__Challenge__
Go through the listing and pick out each line with the word "фонд" in it.

%%

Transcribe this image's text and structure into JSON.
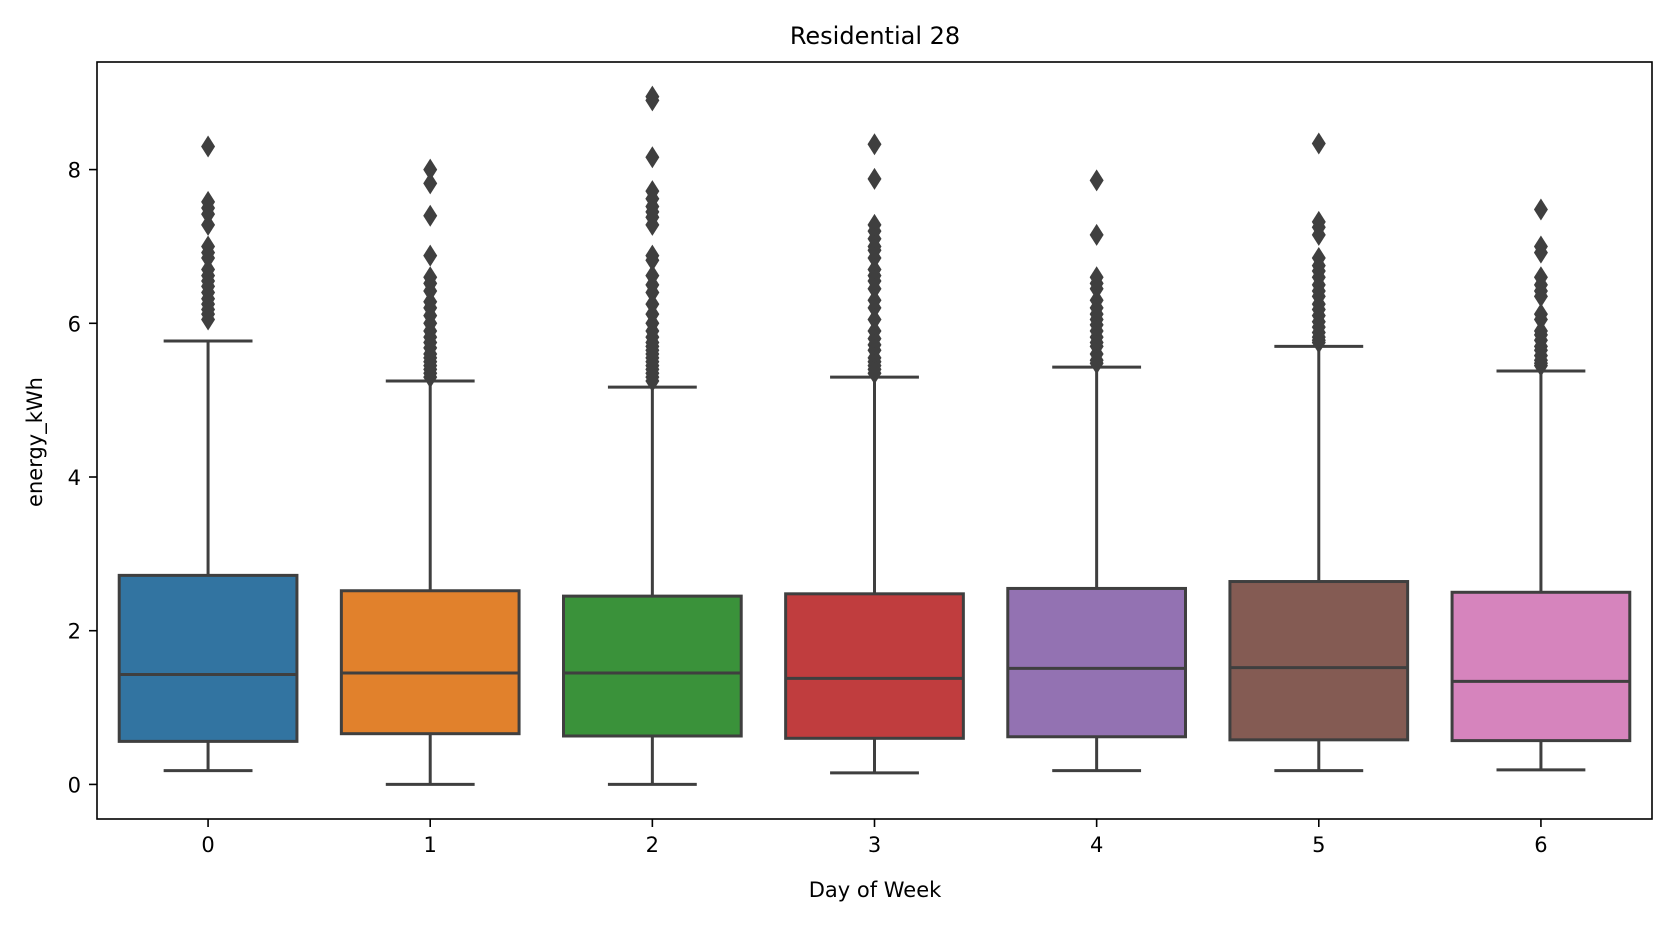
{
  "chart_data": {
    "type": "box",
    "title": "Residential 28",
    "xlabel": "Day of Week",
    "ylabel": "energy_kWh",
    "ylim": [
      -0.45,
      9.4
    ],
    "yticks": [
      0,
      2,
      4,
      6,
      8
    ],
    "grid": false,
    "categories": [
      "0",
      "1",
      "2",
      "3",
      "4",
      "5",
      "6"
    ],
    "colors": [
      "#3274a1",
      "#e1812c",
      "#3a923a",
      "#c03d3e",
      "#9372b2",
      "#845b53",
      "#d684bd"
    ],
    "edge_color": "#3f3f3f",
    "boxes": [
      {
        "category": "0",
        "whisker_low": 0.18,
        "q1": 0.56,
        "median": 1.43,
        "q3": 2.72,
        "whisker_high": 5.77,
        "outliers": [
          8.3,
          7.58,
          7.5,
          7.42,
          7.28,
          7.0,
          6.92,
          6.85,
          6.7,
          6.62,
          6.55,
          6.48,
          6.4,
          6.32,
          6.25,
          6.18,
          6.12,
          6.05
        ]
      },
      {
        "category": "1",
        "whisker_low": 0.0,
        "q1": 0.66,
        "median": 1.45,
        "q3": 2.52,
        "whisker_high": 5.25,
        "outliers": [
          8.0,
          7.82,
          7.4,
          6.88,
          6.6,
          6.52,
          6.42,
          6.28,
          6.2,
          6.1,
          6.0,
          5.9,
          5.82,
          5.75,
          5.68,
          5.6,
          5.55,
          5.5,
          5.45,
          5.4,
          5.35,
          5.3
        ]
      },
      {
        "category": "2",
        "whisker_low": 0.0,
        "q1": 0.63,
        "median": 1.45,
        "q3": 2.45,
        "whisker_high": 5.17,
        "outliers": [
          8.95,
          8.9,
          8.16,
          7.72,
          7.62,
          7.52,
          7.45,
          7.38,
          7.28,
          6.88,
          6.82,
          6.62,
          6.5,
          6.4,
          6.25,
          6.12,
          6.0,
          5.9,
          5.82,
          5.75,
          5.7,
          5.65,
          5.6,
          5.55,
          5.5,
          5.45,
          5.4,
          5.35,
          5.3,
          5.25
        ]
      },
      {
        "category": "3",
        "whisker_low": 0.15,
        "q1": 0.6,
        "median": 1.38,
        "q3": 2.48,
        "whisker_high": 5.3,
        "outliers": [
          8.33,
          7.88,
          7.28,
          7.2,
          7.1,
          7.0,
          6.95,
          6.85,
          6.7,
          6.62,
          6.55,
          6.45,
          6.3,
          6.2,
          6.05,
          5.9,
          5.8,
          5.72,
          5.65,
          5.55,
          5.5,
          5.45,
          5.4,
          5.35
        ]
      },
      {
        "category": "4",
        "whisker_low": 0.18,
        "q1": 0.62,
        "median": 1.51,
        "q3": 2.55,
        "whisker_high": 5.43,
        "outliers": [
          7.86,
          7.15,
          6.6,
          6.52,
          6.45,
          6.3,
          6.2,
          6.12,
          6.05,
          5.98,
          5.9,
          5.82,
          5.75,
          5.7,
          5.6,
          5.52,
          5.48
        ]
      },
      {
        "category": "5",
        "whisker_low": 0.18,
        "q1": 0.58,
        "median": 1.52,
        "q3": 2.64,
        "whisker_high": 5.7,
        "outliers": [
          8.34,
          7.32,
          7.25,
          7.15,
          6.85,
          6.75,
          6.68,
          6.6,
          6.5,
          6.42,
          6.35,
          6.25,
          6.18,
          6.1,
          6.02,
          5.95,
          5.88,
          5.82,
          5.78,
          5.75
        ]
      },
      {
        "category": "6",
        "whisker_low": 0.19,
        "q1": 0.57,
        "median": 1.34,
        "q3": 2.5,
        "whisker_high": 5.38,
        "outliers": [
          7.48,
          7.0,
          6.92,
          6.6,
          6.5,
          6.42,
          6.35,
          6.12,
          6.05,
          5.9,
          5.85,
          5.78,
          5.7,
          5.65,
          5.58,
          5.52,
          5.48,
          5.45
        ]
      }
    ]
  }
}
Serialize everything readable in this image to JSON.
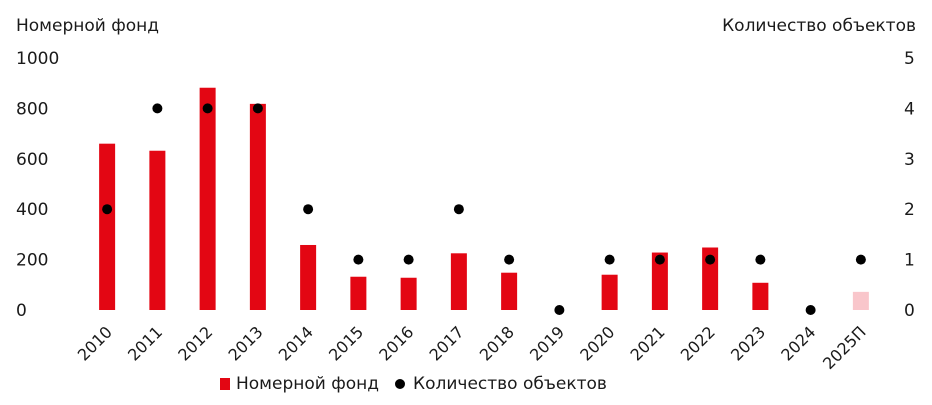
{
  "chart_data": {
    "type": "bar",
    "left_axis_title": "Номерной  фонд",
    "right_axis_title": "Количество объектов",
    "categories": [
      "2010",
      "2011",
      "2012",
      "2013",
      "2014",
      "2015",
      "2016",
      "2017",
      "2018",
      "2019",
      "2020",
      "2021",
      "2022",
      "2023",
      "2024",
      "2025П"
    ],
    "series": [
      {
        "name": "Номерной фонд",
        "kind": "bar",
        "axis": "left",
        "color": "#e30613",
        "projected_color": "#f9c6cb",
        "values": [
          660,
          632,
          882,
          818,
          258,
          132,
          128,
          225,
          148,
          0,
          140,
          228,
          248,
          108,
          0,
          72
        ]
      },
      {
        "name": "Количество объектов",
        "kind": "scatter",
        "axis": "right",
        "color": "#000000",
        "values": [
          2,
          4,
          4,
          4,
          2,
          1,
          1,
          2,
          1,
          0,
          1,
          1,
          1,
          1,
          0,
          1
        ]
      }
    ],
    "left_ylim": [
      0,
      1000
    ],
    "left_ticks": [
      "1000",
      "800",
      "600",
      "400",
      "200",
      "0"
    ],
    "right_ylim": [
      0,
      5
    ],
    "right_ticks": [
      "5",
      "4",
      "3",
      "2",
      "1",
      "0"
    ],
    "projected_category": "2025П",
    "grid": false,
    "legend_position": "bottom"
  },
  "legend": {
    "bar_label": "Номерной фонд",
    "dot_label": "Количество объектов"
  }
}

%%

__Finished answer__
    "left_axis_title": "Номерной  фонд",
        "name": "Номерной фонд",
    "bar_label": "Номерной фонд",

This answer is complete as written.